## TASK PROMPT
Output the lines from the line containing "candle-body xyxy=(315,338,325,350)" to the line containing "gear-icon[interactable] xyxy=(168,72,181,84)" unchanged, including both of those lines.

## DATA FOR THIS EXERCISE
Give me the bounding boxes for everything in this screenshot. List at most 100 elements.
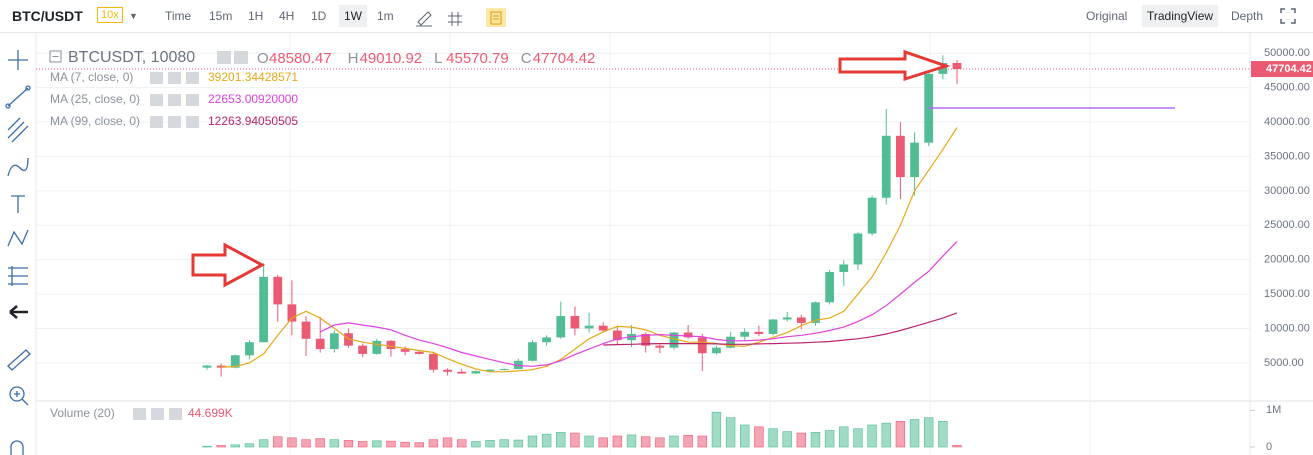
candle-body xyxy=(315,338,325,350)
interval-button[interactable]: Time xyxy=(165,9,192,23)
gear-icon[interactable] xyxy=(151,408,164,420)
ruler-tool[interactable] xyxy=(7,349,31,371)
candle-body xyxy=(513,360,523,370)
volume-value: 44.699K xyxy=(188,406,233,420)
candle-body xyxy=(216,365,226,368)
fib-tool[interactable] xyxy=(8,266,28,286)
channel-tool[interactable] xyxy=(7,117,29,143)
pattern-tool[interactable] xyxy=(7,229,29,247)
magnet-tool[interactable] xyxy=(10,440,24,455)
eye-icon[interactable] xyxy=(217,51,231,64)
candle-body xyxy=(259,276,268,343)
gear-icon[interactable] xyxy=(234,51,248,64)
chart: 5000.00 10000.00 15000.00 20000.00 25000.00 3… xyxy=(5,33,1313,455)
indicator-name: MA (7, close, 0) xyxy=(50,70,133,84)
gear-icon[interactable] xyxy=(168,72,181,84)
view-button[interactable]: Original xyxy=(1086,9,1128,23)
candle-body xyxy=(202,365,212,368)
marks: 47704.42 xyxy=(36,55,1313,448)
candle-body xyxy=(245,342,254,356)
candle-body xyxy=(768,319,778,334)
view-button[interactable]: Depth xyxy=(1231,9,1264,23)
close-icon[interactable] xyxy=(186,72,199,84)
y-tick-label: 5000.00 xyxy=(1264,357,1304,369)
last-price-label: 47704.42 xyxy=(1266,63,1312,75)
volume-bar xyxy=(697,435,707,448)
settings-icon[interactable] xyxy=(448,12,462,26)
volume-bar xyxy=(867,424,877,448)
symbol[interactable]: BTC/USDT xyxy=(12,8,83,24)
gear-icon[interactable] xyxy=(168,94,181,106)
y-tick-label: 50000.00 xyxy=(1264,47,1310,59)
candle-body xyxy=(301,321,311,339)
volume-bar xyxy=(541,433,552,448)
volume-bar xyxy=(740,424,750,448)
candle-body xyxy=(641,333,651,346)
back-tool[interactable] xyxy=(9,305,28,319)
trendline-dot xyxy=(5,103,11,109)
crosshair-tool[interactable] xyxy=(8,50,28,70)
volume-bar xyxy=(683,434,693,448)
close-icon[interactable] xyxy=(186,94,199,106)
interval-button[interactable]: 1D xyxy=(311,9,327,23)
candle-body xyxy=(329,333,339,350)
volume-bar xyxy=(669,435,679,448)
candle-body xyxy=(697,337,707,354)
volume-bar xyxy=(655,437,665,448)
close-icon[interactable] xyxy=(169,408,182,420)
fullscreen-icon[interactable] xyxy=(1280,8,1296,24)
volume-bar xyxy=(725,417,736,448)
leverage[interactable]: 10x xyxy=(97,7,123,23)
candle-body xyxy=(556,316,566,338)
eye-icon[interactable] xyxy=(133,408,146,420)
eye-icon[interactable] xyxy=(150,72,163,84)
y-tick-label: 10000.00 xyxy=(1264,322,1310,334)
volume-bar xyxy=(244,443,255,448)
volume-bar xyxy=(400,441,410,448)
moving-average-line xyxy=(221,127,958,373)
candle-body xyxy=(400,349,410,352)
y-tick-label: 25000.00 xyxy=(1264,219,1310,231)
candle-body xyxy=(683,332,693,338)
gear-icon[interactable] xyxy=(168,116,181,128)
volume-bar xyxy=(414,442,424,448)
interval-button[interactable]: 15m xyxy=(209,9,233,23)
eye-icon[interactable] xyxy=(150,116,163,128)
candle-body xyxy=(485,369,495,372)
volume-bar xyxy=(598,437,608,448)
text-tool[interactable] xyxy=(11,195,25,213)
arrows xyxy=(191,49,951,288)
candle-body xyxy=(910,142,919,178)
interval-button[interactable]: 1W xyxy=(339,5,367,27)
volume-bar xyxy=(442,437,453,448)
trendline-dot xyxy=(25,85,31,91)
view-button[interactable]: TradingView xyxy=(1142,5,1219,27)
volume-bar xyxy=(386,440,396,448)
volume-bar xyxy=(343,440,354,448)
interval-button[interactable]: 4H xyxy=(279,9,295,23)
volume-bar xyxy=(796,432,807,448)
dropdown-caret[interactable]: ▼ xyxy=(129,11,138,21)
collapse-box[interactable] xyxy=(49,50,62,63)
volume-bar xyxy=(527,435,538,448)
candle-body xyxy=(230,355,240,368)
indicator-name: MA (25, close, 0) xyxy=(50,92,140,106)
volume-bar xyxy=(754,426,764,448)
candle-body xyxy=(811,302,820,323)
trendline-tool[interactable] xyxy=(7,87,29,107)
close-icon[interactable] xyxy=(186,116,199,128)
pen-icon[interactable] xyxy=(416,11,432,27)
brush-tool[interactable] xyxy=(7,157,29,177)
interval-button[interactable]: 1H xyxy=(248,9,264,23)
ohlc-values: O 48580.47 H 49010.92 L 45570.79 C 47704.42 xyxy=(257,50,595,67)
interval-button[interactable]: 1m xyxy=(377,9,394,23)
volume-bar xyxy=(428,439,439,448)
candle-body xyxy=(443,369,452,372)
grid: 5000.00 10000.00 15000.00 20000.00 25000.00 3… xyxy=(36,47,1310,453)
volume-bar xyxy=(556,432,566,448)
candle-body xyxy=(344,333,353,346)
candle-body xyxy=(825,272,835,303)
eye-icon[interactable] xyxy=(150,94,163,106)
volume-bar xyxy=(485,440,495,448)
zoom-tool[interactable] xyxy=(9,386,25,402)
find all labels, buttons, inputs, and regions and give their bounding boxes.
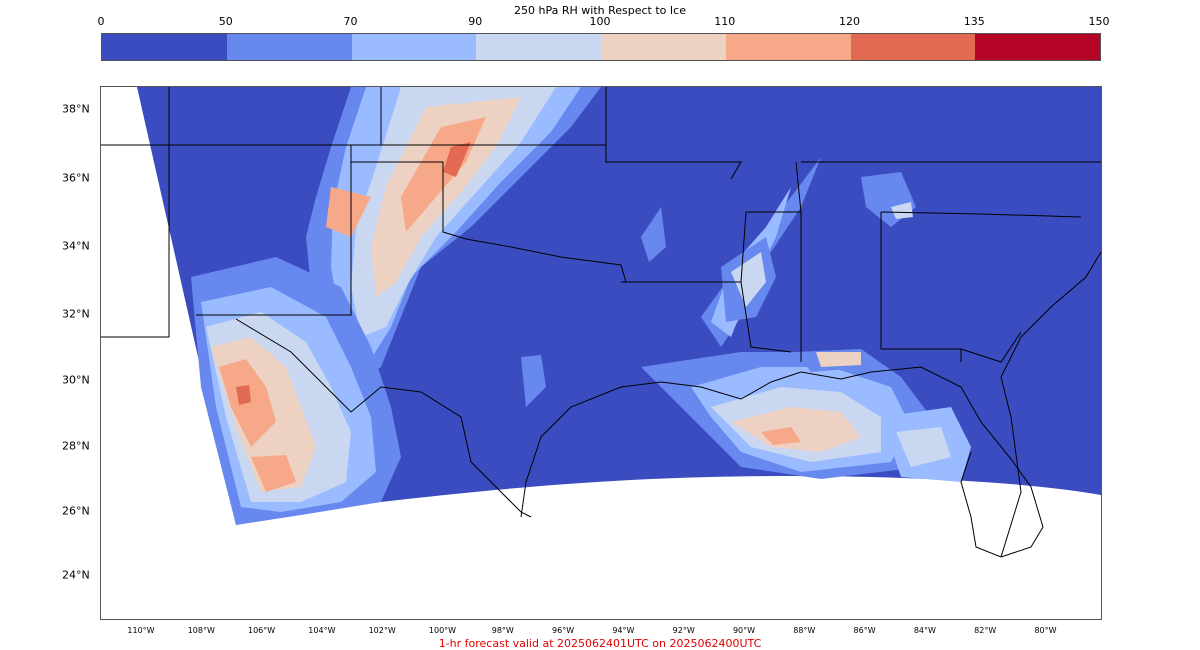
map-panel — [100, 86, 1102, 620]
colorbar-tick-label: 0 — [97, 15, 105, 28]
longitude-label: 108°W — [187, 626, 215, 635]
colorbar-tick-label: 110 — [714, 15, 736, 28]
colorbar-tick-label: 120 — [839, 15, 860, 28]
latitude-label: 34°N — [62, 239, 90, 253]
latitude-label: 28°N — [62, 439, 90, 453]
latitude-label: 36°N — [62, 171, 90, 185]
longitude-label: 96°W — [552, 626, 575, 635]
longitude-label: 92°W — [672, 626, 695, 635]
forecast-valid-caption: 1-hr forecast valid at 2025062401UTC on … — [438, 637, 762, 650]
state-borders — [101, 87, 1101, 363]
colorbar-segment — [975, 34, 1100, 60]
colorbar — [101, 33, 1101, 61]
longitude-label: 84°W — [913, 626, 936, 635]
longitude-label: 110°W — [127, 626, 155, 635]
colorbar-segment — [850, 34, 976, 60]
colorbar-tick-label: 90 — [468, 15, 483, 28]
longitude-label: 88°W — [793, 626, 816, 635]
longitude-label: 102°W — [368, 626, 396, 635]
colorbar-tick-label: 70 — [343, 15, 358, 28]
longitude-label: 100°W — [428, 626, 457, 635]
colorbar-tick-label: 100 — [589, 15, 611, 28]
longitude-label: 98°W — [491, 626, 514, 635]
colorbar-segment — [102, 34, 227, 60]
latitude-label: 32°N — [62, 307, 90, 321]
longitude-label: 94°W — [612, 626, 635, 635]
coastline — [235, 251, 1101, 558]
colorbar-segment — [476, 34, 601, 60]
colorbar-title: 250 hPa RH with Respect to Ice — [514, 4, 686, 17]
colorbar-tick-label: 135 — [963, 15, 985, 28]
longitude-label: 106°W — [248, 626, 276, 635]
colorbar-segment — [351, 34, 477, 60]
colorbar-segment — [226, 34, 352, 60]
longitude-label: 80°W — [1034, 626, 1057, 635]
longitude-label: 90°W — [732, 626, 756, 635]
latitude-label: 24°N — [62, 568, 90, 582]
latitude-label: 38°N — [62, 102, 90, 116]
longitude-label: 82°W — [974, 626, 997, 635]
longitude-label: 104°W — [308, 626, 336, 635]
moist-region-mississippi — [641, 157, 821, 347]
map-svg — [101, 87, 1101, 558]
longitude-label: 86°W — [853, 626, 876, 635]
latitude-label: 30°N — [62, 373, 90, 387]
colorbar-tick-label: 50 — [218, 15, 233, 28]
colorbar-tick-label: 150 — [1088, 15, 1110, 28]
colorbar-segment — [601, 34, 726, 60]
moist-region-gulf — [521, 172, 971, 482]
colorbar-segment — [725, 34, 851, 60]
latitude-label: 26°N — [62, 504, 90, 518]
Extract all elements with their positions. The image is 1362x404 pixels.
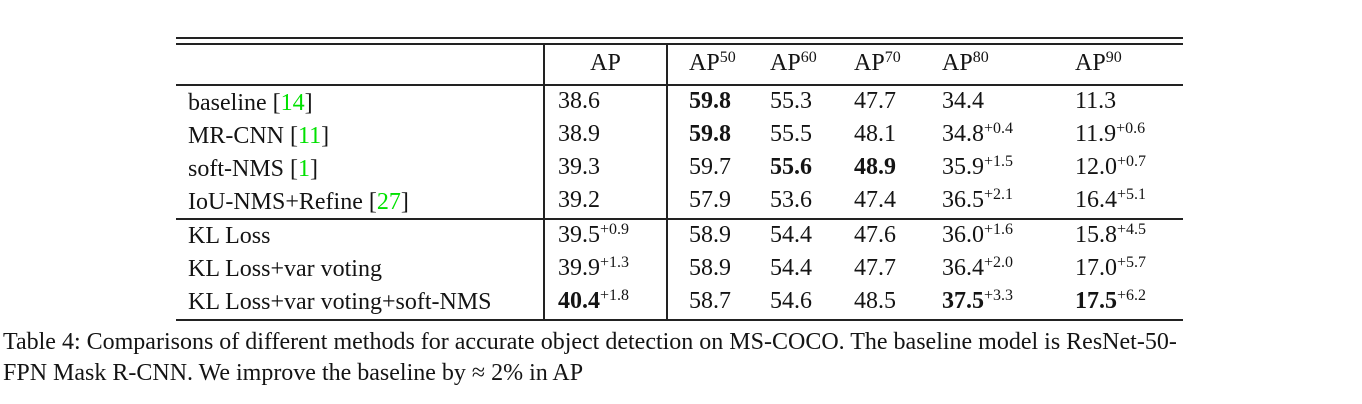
cell-ap80: 34.8+0.4 (942, 120, 1014, 147)
cell-ap: 39.2 (543, 185, 668, 219)
cell-ap80: 36.4+2.0 (942, 254, 1014, 281)
bracket: [ (290, 122, 299, 149)
method-cell: baseline [14] (176, 85, 544, 119)
cell-ap: 39.5+0.9 (543, 218, 668, 253)
caption-line-2: FPN Mask R-CNN. We improve the baseline … (3, 360, 584, 386)
method-label: IoU-NMS+Refine (188, 188, 363, 215)
cell-ap50: 59.8 (689, 121, 731, 147)
table-row-baseline: baseline [14] 38.6 59.8 55.3 47.7 34.4 11… (176, 85, 1183, 119)
table-row-kl-loss: KL Loss 39.5+0.9 58.9 54.4 47.6 36.0+1.6… (176, 218, 1183, 253)
method-cell: KL Loss (176, 218, 544, 253)
method-label: baseline (188, 89, 267, 116)
cell-ap70: 48.9 (854, 154, 896, 180)
cell-ap90: 15.8+4.5 (1057, 218, 1183, 253)
cell-ap70: 48.1 (854, 121, 896, 147)
citation-link[interactable]: 11 (298, 122, 322, 149)
cell-ap60: 55.5 (770, 121, 812, 147)
cell-ap50: 58.9 (667, 218, 752, 253)
method-label: KL Loss (188, 223, 271, 249)
method-label: KL Loss+var voting (188, 256, 382, 282)
cell-ap60: 54.4 (770, 255, 812, 281)
results-table: AP AP50 AP60 AP70 AP80 AP90 baseline [14]… (176, 45, 1183, 321)
table-row-soft-nms: soft-NMS [1] 39.3 59.7 55.6 48.9 35.9+1.5… (176, 152, 1183, 185)
cell-ap50: 58.7 (689, 288, 731, 314)
method-cell: KL Loss+var voting (176, 253, 544, 286)
table-top-double-rule (176, 37, 1183, 45)
citation-link[interactable]: 1 (298, 155, 311, 182)
cell-ap60: 54.4 (752, 218, 837, 253)
method-label: KL Loss+var voting+soft-NMS (188, 289, 492, 315)
header-ap60: AP60 (752, 45, 837, 86)
citation-link[interactable]: 27 (376, 188, 401, 215)
cell-ap60: 54.6 (770, 288, 812, 314)
cell-ap90: 11.3 (1075, 88, 1117, 114)
cell-ap90: 16.4+5.1 (1075, 186, 1147, 213)
cell-ap70: 47.7 (854, 88, 896, 114)
table-row-kl-loss-var-voting: KL Loss+var voting 39.9+1.3 58.9 54.4 47… (176, 253, 1183, 286)
header-ap90: AP90 (1057, 45, 1183, 86)
cell-ap: 40.4+1.8 (543, 286, 668, 320)
header-method (176, 45, 544, 86)
table-row-iou-nms-refine: IoU-NMS+Refine [27] 39.2 57.9 53.6 47.4 3… (176, 185, 1183, 219)
bracket: [ (290, 155, 299, 182)
cell-ap80: 36.5+2.1 (942, 186, 1014, 213)
cell-ap60: 55.3 (770, 88, 812, 114)
header-ap50: AP50 (667, 45, 752, 86)
cell-ap80: 35.9+1.5 (942, 153, 1014, 180)
results-table-zone: AP AP50 AP60 AP70 AP80 AP90 baseline [14]… (176, 37, 1183, 321)
cell-ap: 39.3 (543, 152, 668, 185)
bracket: [ (368, 188, 377, 215)
method-cell: IoU-NMS+Refine [27] (176, 185, 544, 219)
cell-ap80: 36.0+1.6 (932, 218, 1057, 253)
method-cell: soft-NMS [1] (176, 152, 544, 185)
method-label: MR-CNN (188, 122, 285, 149)
method-cell: MR-CNN [11] (176, 119, 544, 152)
citation: [27] (369, 189, 409, 215)
cell-ap90: 17.0+5.7 (1075, 254, 1147, 281)
cell-ap60: 53.6 (770, 187, 812, 213)
cell-ap80: 37.5+3.3 (942, 287, 1014, 314)
bracket: ] (400, 188, 409, 215)
bracket: ] (321, 122, 330, 149)
cell-ap50: 59.8 (689, 88, 731, 114)
cell-ap70: 47.4 (854, 187, 896, 213)
caption-line-1: Table 4: Comparisons of different method… (3, 329, 1177, 355)
bracket: ] (304, 89, 313, 116)
cell-ap90: 11.9+0.6 (1075, 120, 1146, 147)
bracket: ] (310, 155, 319, 182)
cell-ap50: 59.7 (689, 154, 731, 180)
table-row-kl-loss-var-voting-soft-nms: KL Loss+var voting+soft-NMS 40.4+1.8 58.… (176, 286, 1183, 320)
cell-ap90: 17.5+6.2 (1075, 287, 1147, 314)
header-ap80: AP80 (932, 45, 1057, 86)
citation: [11] (290, 123, 329, 149)
bracket: [ (272, 89, 281, 116)
citation: [14] (273, 90, 313, 116)
cell-ap80: 34.4 (942, 88, 984, 114)
citation-link[interactable]: 14 (280, 89, 305, 116)
method-label: soft-NMS (188, 155, 285, 182)
header-ap70: AP70 (837, 45, 932, 86)
cell-ap50: 58.9 (689, 255, 731, 281)
cell-ap: 38.6 (543, 85, 668, 119)
citation: [1] (290, 156, 318, 182)
table-row-mr-cnn: MR-CNN [11] 38.9 59.8 55.5 48.1 34.8+0.4 … (176, 119, 1183, 152)
header-ap: AP (543, 45, 668, 86)
cell-ap60: 55.6 (770, 154, 812, 180)
cell-ap90: 12.0+0.7 (1075, 153, 1147, 180)
cell-ap70: 48.5 (854, 288, 896, 314)
cell-ap: 39.9+1.3 (543, 253, 668, 286)
cell-ap: 38.9 (543, 119, 668, 152)
cell-ap70: 47.6 (837, 218, 932, 253)
header-row: AP AP50 AP60 AP70 AP80 AP90 (176, 45, 1183, 86)
cell-ap70: 47.7 (854, 255, 896, 281)
table-caption: Table 4: Comparisons of different method… (3, 327, 1359, 389)
method-cell: KL Loss+var voting+soft-NMS (176, 286, 544, 320)
cell-ap50: 57.9 (689, 187, 731, 213)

## WRITTEN REPLY
candle-body xyxy=(315,338,325,350)
interval-button[interactable]: Time xyxy=(165,9,192,23)
gear-icon[interactable] xyxy=(151,408,164,420)
ruler-tool[interactable] xyxy=(7,349,31,371)
candle-body xyxy=(513,360,523,370)
volume-value: 44.699K xyxy=(188,406,233,420)
candle-body xyxy=(216,365,226,368)
fib-tool[interactable] xyxy=(8,266,28,286)
channel-tool[interactable] xyxy=(7,117,29,143)
pattern-tool[interactable] xyxy=(7,229,29,247)
magnet-tool[interactable] xyxy=(10,440,24,455)
eye-icon[interactable] xyxy=(217,51,231,64)
candle-body xyxy=(259,276,268,343)
gear-icon[interactable] xyxy=(234,51,248,64)
chart: 5000.00 10000.00 15000.00 20000.00 25000.00 3… xyxy=(5,33,1313,455)
indicator-name: MA (7, close, 0) xyxy=(50,70,133,84)
gear-icon[interactable] xyxy=(168,72,181,84)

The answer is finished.